** start of Supplied records **

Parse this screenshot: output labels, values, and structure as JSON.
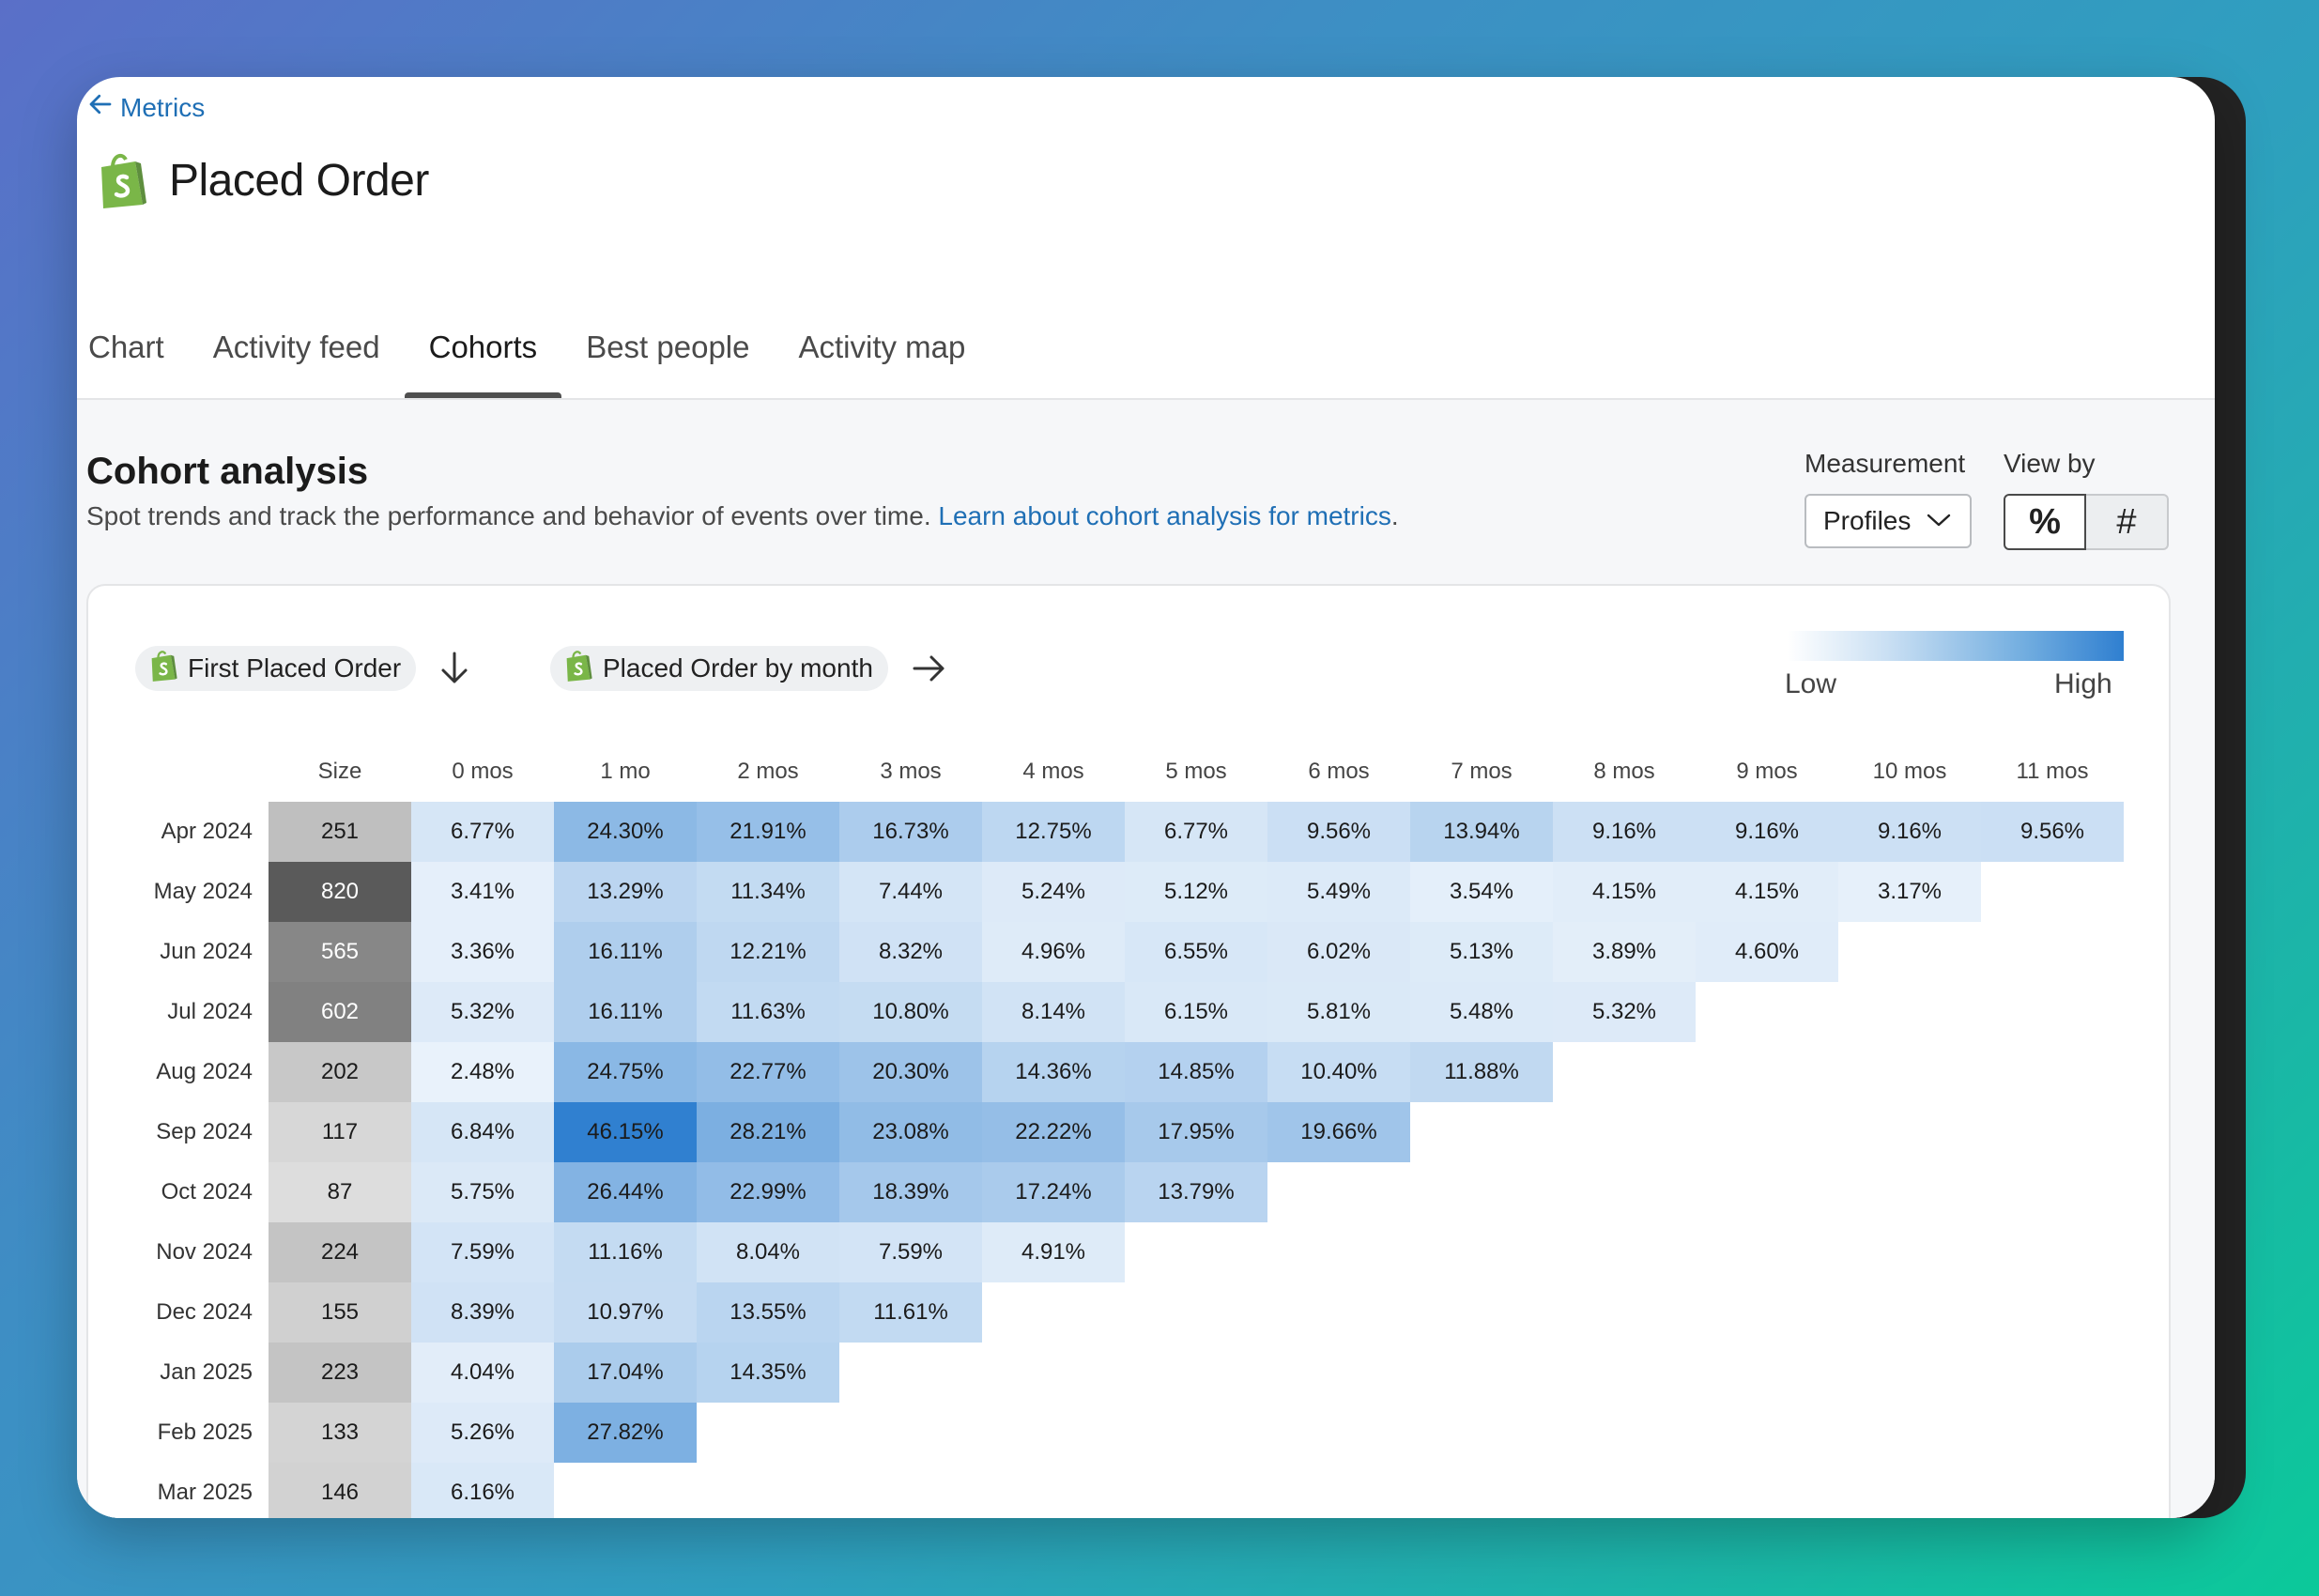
{
  "back_link": {
    "label": "Metrics"
  },
  "page": {
    "title": "Placed Order"
  },
  "tabs": [
    {
      "label": "Chart"
    },
    {
      "label": "Activity feed"
    },
    {
      "label": "Cohorts"
    },
    {
      "label": "Best people"
    },
    {
      "label": "Activity map"
    }
  ],
  "active_tab": "Cohorts",
  "section": {
    "title": "Cohort analysis",
    "description": "Spot trends and track the performance and behavior of events over time. ",
    "link": "Learn about cohort analysis for metrics",
    "link_suffix": "."
  },
  "controls": {
    "measurement_label": "Measurement",
    "measurement_value": "Profiles",
    "view_by_label": "View by",
    "view_by_options": [
      "%",
      "#"
    ],
    "view_by_selected": "%"
  },
  "chips": {
    "row_chip": "First Placed Order",
    "col_chip": "Placed Order by month"
  },
  "legend": {
    "low": "Low",
    "high": "High"
  },
  "colors": {
    "link": "#1f6fb5",
    "heat_low": "#ffffff",
    "heat_high": "#2f7fd0",
    "brand_green": "#7ab648"
  },
  "chart_data": {
    "type": "heatmap",
    "size_header": "Size",
    "columns": [
      "0 mos",
      "1 mo",
      "2 mos",
      "3 mos",
      "4 mos",
      "5 mos",
      "6 mos",
      "7 mos",
      "8 mos",
      "9 mos",
      "10 mos",
      "11 mos"
    ],
    "rows": [
      {
        "label": "Apr 2024",
        "size": "251",
        "values": [
          "6.77%",
          "24.30%",
          "21.91%",
          "16.73%",
          "12.75%",
          "6.77%",
          "9.56%",
          "13.94%",
          "9.16%",
          "9.16%",
          "9.16%",
          "9.56%"
        ]
      },
      {
        "label": "May 2024",
        "size": "820",
        "values": [
          "3.41%",
          "13.29%",
          "11.34%",
          "7.44%",
          "5.24%",
          "5.12%",
          "5.49%",
          "3.54%",
          "4.15%",
          "4.15%",
          "3.17%"
        ]
      },
      {
        "label": "Jun 2024",
        "size": "565",
        "values": [
          "3.36%",
          "16.11%",
          "12.21%",
          "8.32%",
          "4.96%",
          "6.55%",
          "6.02%",
          "5.13%",
          "3.89%",
          "4.60%"
        ]
      },
      {
        "label": "Jul 2024",
        "size": "602",
        "values": [
          "5.32%",
          "16.11%",
          "11.63%",
          "10.80%",
          "8.14%",
          "6.15%",
          "5.81%",
          "5.48%",
          "5.32%"
        ]
      },
      {
        "label": "Aug 2024",
        "size": "202",
        "values": [
          "2.48%",
          "24.75%",
          "22.77%",
          "20.30%",
          "14.36%",
          "14.85%",
          "10.40%",
          "11.88%"
        ]
      },
      {
        "label": "Sep 2024",
        "size": "117",
        "values": [
          "6.84%",
          "46.15%",
          "28.21%",
          "23.08%",
          "22.22%",
          "17.95%",
          "19.66%"
        ]
      },
      {
        "label": "Oct 2024",
        "size": "87",
        "values": [
          "5.75%",
          "26.44%",
          "22.99%",
          "18.39%",
          "17.24%",
          "13.79%"
        ]
      },
      {
        "label": "Nov 2024",
        "size": "224",
        "values": [
          "7.59%",
          "11.16%",
          "8.04%",
          "7.59%",
          "4.91%"
        ]
      },
      {
        "label": "Dec 2024",
        "size": "155",
        "values": [
          "8.39%",
          "10.97%",
          "13.55%",
          "11.61%"
        ]
      },
      {
        "label": "Jan 2025",
        "size": "223",
        "values": [
          "4.04%",
          "17.04%",
          "14.35%"
        ]
      },
      {
        "label": "Feb 2025",
        "size": "133",
        "values": [
          "5.26%",
          "27.82%"
        ]
      },
      {
        "label": "Mar 2025",
        "size": "146",
        "values": [
          "6.16%"
        ]
      }
    ]
  }
}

** end of Supplied records **

Goal = Each line that has the word "Placed" should be copied.

Output for this task =
    "title": "Placed Order"
    "row_chip": "First Placed Order",
    "col_chip": "Placed Order by month"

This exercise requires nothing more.